• [GIVEN PROBLEM] Read through the entries below and return each line with the word "name".

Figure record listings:

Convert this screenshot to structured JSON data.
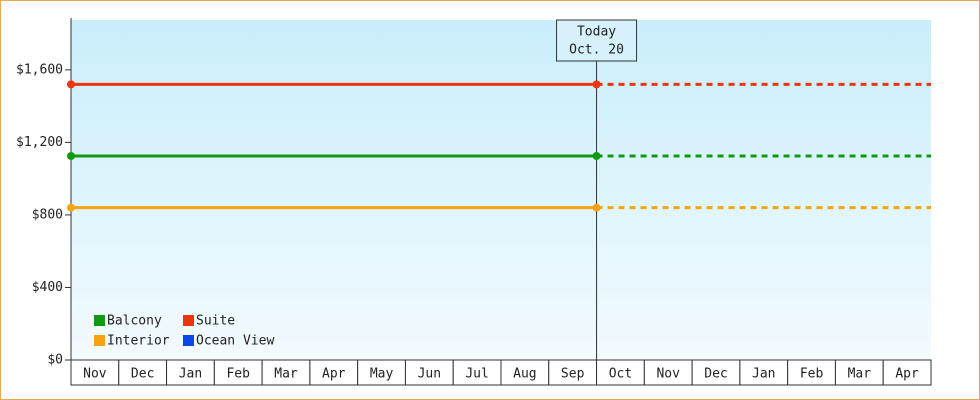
{
  "chart_data": {
    "type": "line",
    "categories": [
      "Nov",
      "Dec",
      "Jan",
      "Feb",
      "Mar",
      "Apr",
      "May",
      "Jun",
      "Jul",
      "Aug",
      "Sep",
      "Oct",
      "Nov",
      "Dec",
      "Jan",
      "Feb",
      "Mar",
      "Apr"
    ],
    "series": [
      {
        "name": "Balcony",
        "color": "#119911",
        "values": [
          1125,
          1125,
          1125,
          1125,
          1125,
          1125,
          1125,
          1125,
          1125,
          1125,
          1125,
          1125,
          null,
          null,
          null,
          null,
          null,
          null
        ]
      },
      {
        "name": "Suite",
        "color": "#ee3311",
        "values": [
          1520,
          1520,
          1520,
          1520,
          1520,
          1520,
          1520,
          1520,
          1520,
          1520,
          1520,
          1520,
          null,
          null,
          null,
          null,
          null,
          null
        ]
      },
      {
        "name": "Interior",
        "color": "#f5a311",
        "values": [
          840,
          840,
          840,
          840,
          840,
          840,
          840,
          840,
          840,
          840,
          840,
          840,
          null,
          null,
          null,
          null,
          null,
          null
        ]
      },
      {
        "name": "Ocean View",
        "color": "#0a47e8",
        "values": [
          null,
          null,
          null,
          null,
          null,
          null,
          null,
          null,
          null,
          null,
          null,
          null,
          null,
          null,
          null,
          null,
          null,
          null
        ]
      }
    ],
    "annotations": [
      "Today",
      "Oct. 20"
    ],
    "ylim": [
      0,
      1875
    ],
    "yticks": [
      {
        "value": 0,
        "label": "$0"
      },
      {
        "value": 400,
        "label": "$400"
      },
      {
        "value": 800,
        "label": "$800"
      },
      {
        "value": 1200,
        "label": "$1,200"
      },
      {
        "value": 1600,
        "label": "$1,600"
      }
    ],
    "legend": "bottom-left"
  }
}
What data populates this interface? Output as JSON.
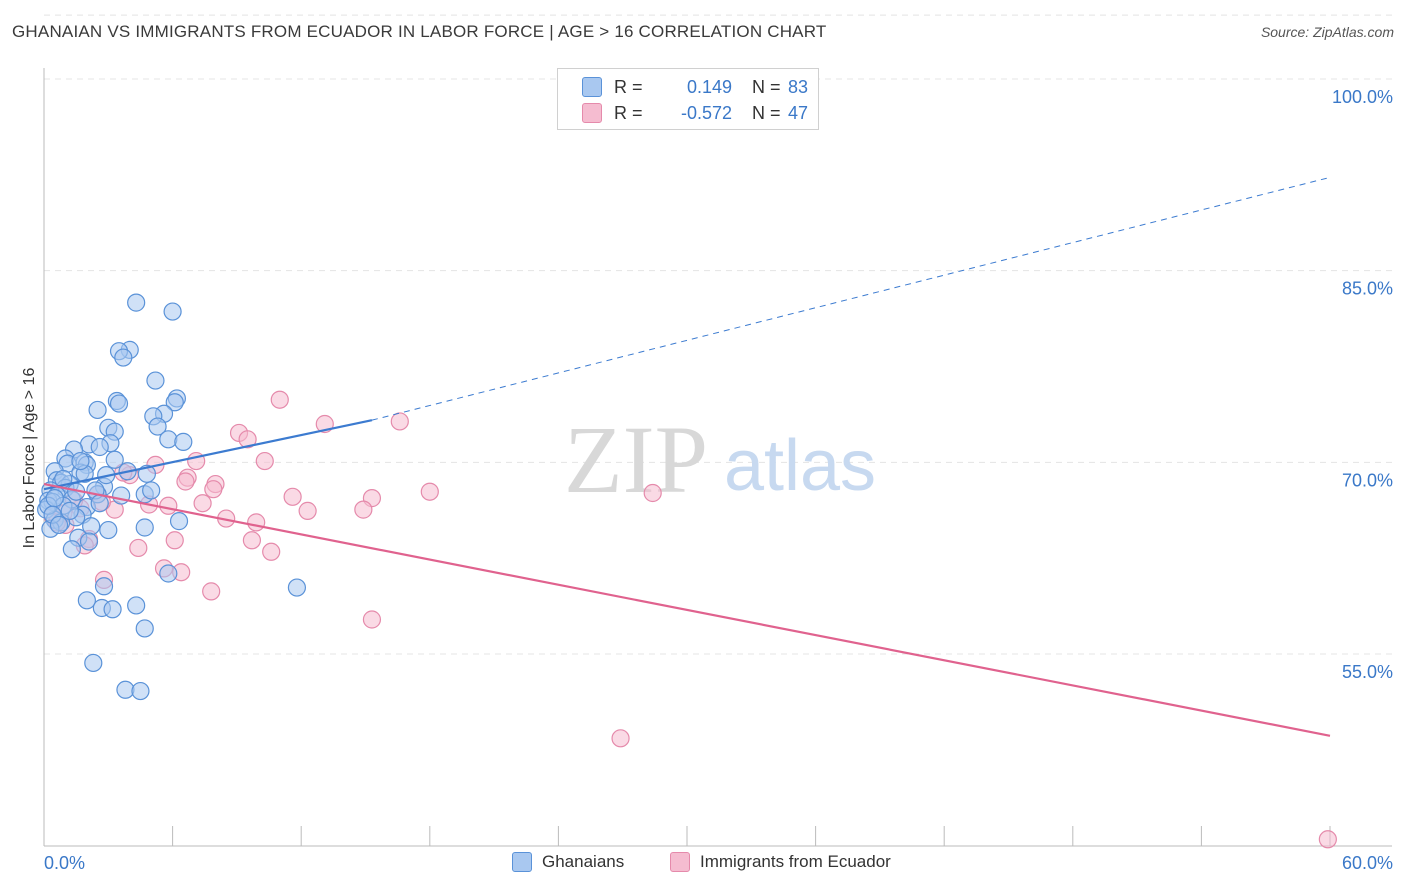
{
  "title": "GHANAIAN VS IMMIGRANTS FROM ECUADOR IN LABOR FORCE | AGE > 16 CORRELATION CHART",
  "source": "Source: ZipAtlas.com",
  "watermark": {
    "zip": "ZIP",
    "atlas": "atlas"
  },
  "colors": {
    "blue_fill": "#a9c8f0",
    "blue_stroke": "#5a92d8",
    "blue_line": "#3c7bd0",
    "pink_fill": "#f5bcd0",
    "pink_stroke": "#e58aab",
    "pink_line": "#e0628e",
    "axis_text": "#3a78c8",
    "grid": "#e4e4e4"
  },
  "legend_stats": {
    "rows": [
      {
        "series": "Ghanaians",
        "r_label": "R =",
        "r_value": "0.149",
        "n_label": "N =",
        "n_value": "83"
      },
      {
        "series": "Immigrants from Ecuador",
        "r_label": "R =",
        "r_value": "-0.572",
        "n_label": "N =",
        "n_value": "47"
      }
    ]
  },
  "legend_bottom": [
    "Ghanaians",
    "Immigrants from Ecuador"
  ],
  "chart_data": {
    "type": "scatter",
    "title": "GHANAIAN VS IMMIGRANTS FROM ECUADOR IN LABOR FORCE | AGE > 16 CORRELATION CHART",
    "xlabel": "",
    "ylabel": "In Labor Force | Age > 16",
    "xlim": [
      0,
      60
    ],
    "ylim": [
      40,
      105
    ],
    "x_tick_labels": [
      "0.0%",
      "60.0%"
    ],
    "y_ticks": [
      {
        "value": 55,
        "label": "55.0%"
      },
      {
        "value": 70,
        "label": "70.0%"
      },
      {
        "value": 85,
        "label": "85.0%"
      },
      {
        "value": 100,
        "label": "100.0%"
      }
    ],
    "series": [
      {
        "name": "Ghanaians",
        "r": 0.149,
        "n": 83,
        "trend": {
          "x0": 0,
          "y0": 67.9,
          "x1": 15.3,
          "y1": 73.3,
          "dash_x1": 60,
          "dash_y1": 92.3
        },
        "points": [
          [
            4.3,
            82.5
          ],
          [
            6.0,
            81.8
          ],
          [
            4.0,
            78.8
          ],
          [
            3.5,
            78.7
          ],
          [
            3.7,
            78.2
          ],
          [
            5.2,
            76.4
          ],
          [
            6.2,
            75.0
          ],
          [
            3.4,
            74.8
          ],
          [
            3.5,
            74.6
          ],
          [
            6.1,
            74.7
          ],
          [
            2.5,
            74.1
          ],
          [
            5.6,
            73.8
          ],
          [
            5.1,
            73.6
          ],
          [
            5.3,
            72.8
          ],
          [
            3.0,
            72.7
          ],
          [
            3.3,
            72.4
          ],
          [
            5.8,
            71.8
          ],
          [
            6.5,
            71.6
          ],
          [
            3.1,
            71.5
          ],
          [
            2.1,
            71.4
          ],
          [
            2.6,
            71.2
          ],
          [
            1.4,
            71.0
          ],
          [
            1.0,
            70.3
          ],
          [
            3.3,
            70.2
          ],
          [
            1.9,
            70.0
          ],
          [
            1.1,
            69.9
          ],
          [
            2.0,
            69.8
          ],
          [
            0.5,
            69.3
          ],
          [
            1.7,
            69.2
          ],
          [
            4.8,
            69.1
          ],
          [
            3.9,
            69.3
          ],
          [
            1.9,
            69.1
          ],
          [
            0.6,
            68.6
          ],
          [
            0.8,
            68.4
          ],
          [
            1.2,
            68.3
          ],
          [
            2.8,
            68.1
          ],
          [
            1.0,
            68.0
          ],
          [
            0.3,
            67.8
          ],
          [
            0.6,
            67.4
          ],
          [
            4.7,
            67.5
          ],
          [
            1.3,
            67.1
          ],
          [
            0.2,
            67.0
          ],
          [
            2.5,
            67.5
          ],
          [
            0.4,
            66.9
          ],
          [
            0.9,
            66.6
          ],
          [
            2.0,
            66.5
          ],
          [
            0.1,
            66.3
          ],
          [
            1.8,
            65.9
          ],
          [
            1.5,
            65.7
          ],
          [
            0.5,
            65.5
          ],
          [
            0.8,
            65.3
          ],
          [
            6.3,
            65.4
          ],
          [
            2.2,
            65.0
          ],
          [
            4.7,
            64.9
          ],
          [
            3.0,
            64.7
          ],
          [
            0.3,
            64.8
          ],
          [
            1.6,
            64.1
          ],
          [
            2.1,
            63.8
          ],
          [
            1.3,
            63.2
          ],
          [
            5.8,
            61.3
          ],
          [
            11.8,
            60.2
          ],
          [
            2.8,
            60.3
          ],
          [
            2.0,
            59.2
          ],
          [
            2.7,
            58.6
          ],
          [
            3.2,
            58.5
          ],
          [
            4.3,
            58.8
          ],
          [
            4.7,
            57.0
          ],
          [
            2.3,
            54.3
          ],
          [
            3.8,
            52.2
          ],
          [
            4.5,
            52.1
          ],
          [
            0.2,
            66.6
          ],
          [
            0.5,
            67.2
          ],
          [
            1.5,
            67.7
          ],
          [
            2.4,
            67.8
          ],
          [
            0.9,
            68.7
          ],
          [
            1.7,
            70.1
          ],
          [
            2.9,
            69.0
          ],
          [
            0.4,
            65.9
          ],
          [
            3.6,
            67.4
          ],
          [
            5.0,
            67.8
          ],
          [
            1.2,
            66.2
          ],
          [
            0.7,
            65.1
          ],
          [
            2.6,
            66.8
          ]
        ]
      },
      {
        "name": "Immigrants from Ecuador",
        "r": -0.572,
        "n": 47,
        "trend": {
          "x0": 0,
          "y0": 68.3,
          "x1": 60,
          "y1": 48.6
        },
        "points": [
          [
            11.0,
            74.9
          ],
          [
            13.1,
            73.0
          ],
          [
            16.6,
            73.2
          ],
          [
            9.1,
            72.3
          ],
          [
            9.5,
            71.8
          ],
          [
            10.3,
            70.1
          ],
          [
            7.1,
            70.1
          ],
          [
            5.2,
            69.8
          ],
          [
            6.7,
            68.8
          ],
          [
            4.0,
            69.0
          ],
          [
            8.0,
            68.3
          ],
          [
            7.9,
            67.9
          ],
          [
            2.5,
            67.5
          ],
          [
            11.6,
            67.3
          ],
          [
            15.3,
            67.2
          ],
          [
            18.0,
            67.7
          ],
          [
            28.4,
            67.6
          ],
          [
            7.4,
            66.8
          ],
          [
            4.9,
            66.7
          ],
          [
            5.8,
            66.6
          ],
          [
            3.3,
            66.3
          ],
          [
            12.3,
            66.2
          ],
          [
            14.9,
            66.3
          ],
          [
            1.7,
            66.4
          ],
          [
            8.5,
            65.6
          ],
          [
            9.9,
            65.3
          ],
          [
            1.0,
            65.1
          ],
          [
            6.1,
            63.9
          ],
          [
            9.7,
            63.9
          ],
          [
            10.6,
            63.0
          ],
          [
            4.4,
            63.3
          ],
          [
            2.1,
            64.0
          ],
          [
            5.6,
            61.7
          ],
          [
            6.4,
            61.4
          ],
          [
            2.8,
            60.8
          ],
          [
            7.8,
            59.9
          ],
          [
            15.3,
            57.7
          ],
          [
            26.9,
            48.4
          ],
          [
            59.9,
            40.5
          ],
          [
            0.4,
            65.8
          ],
          [
            0.9,
            66.0
          ],
          [
            3.7,
            69.2
          ],
          [
            2.7,
            66.9
          ],
          [
            1.4,
            67.0
          ],
          [
            0.6,
            65.3
          ],
          [
            6.6,
            68.5
          ],
          [
            1.9,
            63.5
          ]
        ]
      }
    ]
  }
}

• [EXPECTED ANSWER]
        "name": "Balcony",
        "name": "Suite",
        "name": "Interior",
        "name": "Ocean View",
        "name": "Ghanaians",
        "name": "Immigrants from Ecuador",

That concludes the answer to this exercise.